## Exercise task:
Copy the records below exactly, leaving out every picture.

....

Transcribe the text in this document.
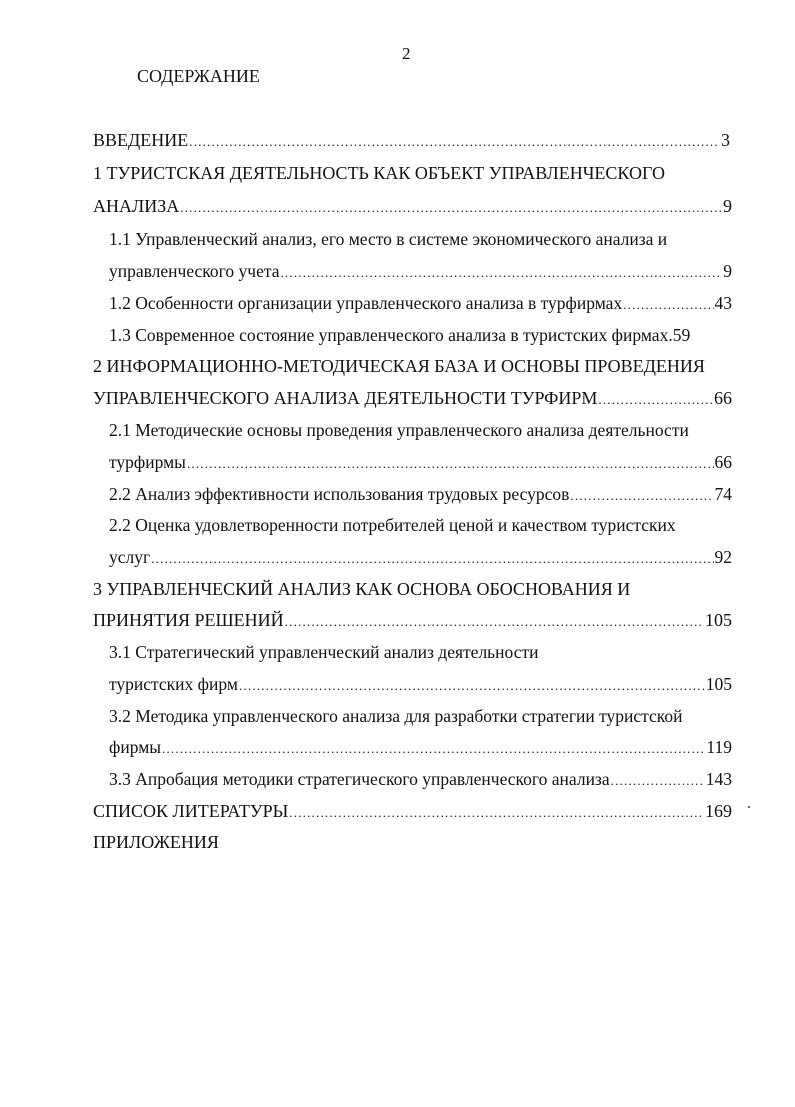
2
СОДЕРЖАНИЕ
ВВЕДЕНИЕ .....	3
1 ТУРИСТСКАЯ ДЕЯТЕЛЬНОСТЬ КАК ОБЪЕКТ УПРАВЛЕНЧЕСКОГО
АНАЛИЗА .....	9
1.1 Управленческий анализ, его место в системе экономического анализа и
управленческого учета .....	9
1.2 Особенности организации управленческого анализа в турфирмах .....	43
1.3 Современное состояние управленческого анализа в туристских фирмах .59
2 ИНФОРМАЦИОННО-МЕТОДИЧЕСКАЯ БАЗА И ОСНОВЫ ПРОВЕДЕНИЯ
УПРАВЛЕНЧЕСКОГО АНАЛИЗА ДЕЯТЕЛЬНОСТИ ТУРФИРМ .....	66
2.1 Методические основы проведения управленческого анализа деятельности
турфирмы .....	66
2.2 Анализ эффективности использования трудовых ресурсов .....	74
2.2 Оценка удовлетворенности потребителей ценой и качеством туристских
услуг .....	92
3 УПРАВЛЕНЧЕСКИЙ АНАЛИЗ КАК ОСНОВА ОБОСНОВАНИЯ И
ПРИНЯТИЯ РЕШЕНИЙ .....	105
3.1 Стратегический управленческий анализ деятельности
туристских фирм .....	105
3.2 Методика управленческого анализа для разработки стратегии туристской
фирмы .....	119
3.3 Апробация методики стратегического управленческого анализа .....	143
СПИСОК ЛИТЕРАТУРЫ .....	169
ПРИЛОЖЕНИЯ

....

## Task output:
Transcribe the text in this document.
2
СОДЕРЖАНИЕ
ВВЕДЕНИЕ .....	3
1 ТУРИСТСКАЯ ДЕЯТЕЛЬНОСТЬ КАК ОБЪЕКТ УПРАВЛЕНЧЕСКОГО
АНАЛИЗА .....	9
1.1 Управленческий анализ, его место в системе экономического анализа и
управленческого учета .....	9
1.2 Особенности организации управленческого анализа в турфирмах .....	43
1.3 Современное состояние управленческого анализа в туристских фирмах .59
2 ИНФОРМАЦИОННО-МЕТОДИЧЕСКАЯ БАЗА И ОСНОВЫ ПРОВЕДЕНИЯ
УПРАВЛЕНЧЕСКОГО АНАЛИЗА ДЕЯТЕЛЬНОСТИ ТУРФИРМ .....	66
2.1 Методические основы проведения управленческого анализа деятельности
турфирмы .....	66
2.2 Анализ эффективности использования трудовых ресурсов .....	74
2.2 Оценка удовлетворенности потребителей ценой и качеством туристских
услуг .....	92
3 УПРАВЛЕНЧЕСКИЙ АНАЛИЗ КАК ОСНОВА ОБОСНОВАНИЯ И
ПРИНЯТИЯ РЕШЕНИЙ .....	105
3.1 Стратегический управленческий анализ деятельности
туристских фирм .....	105
3.2 Методика управленческого анализа для разработки стратегии туристской
фирмы .....	119
3.3 Апробация методики стратегического управленческого анализа .....	143
СПИСОК ЛИТЕРАТУРЫ .....	169
ПРИЛОЖЕНИЯ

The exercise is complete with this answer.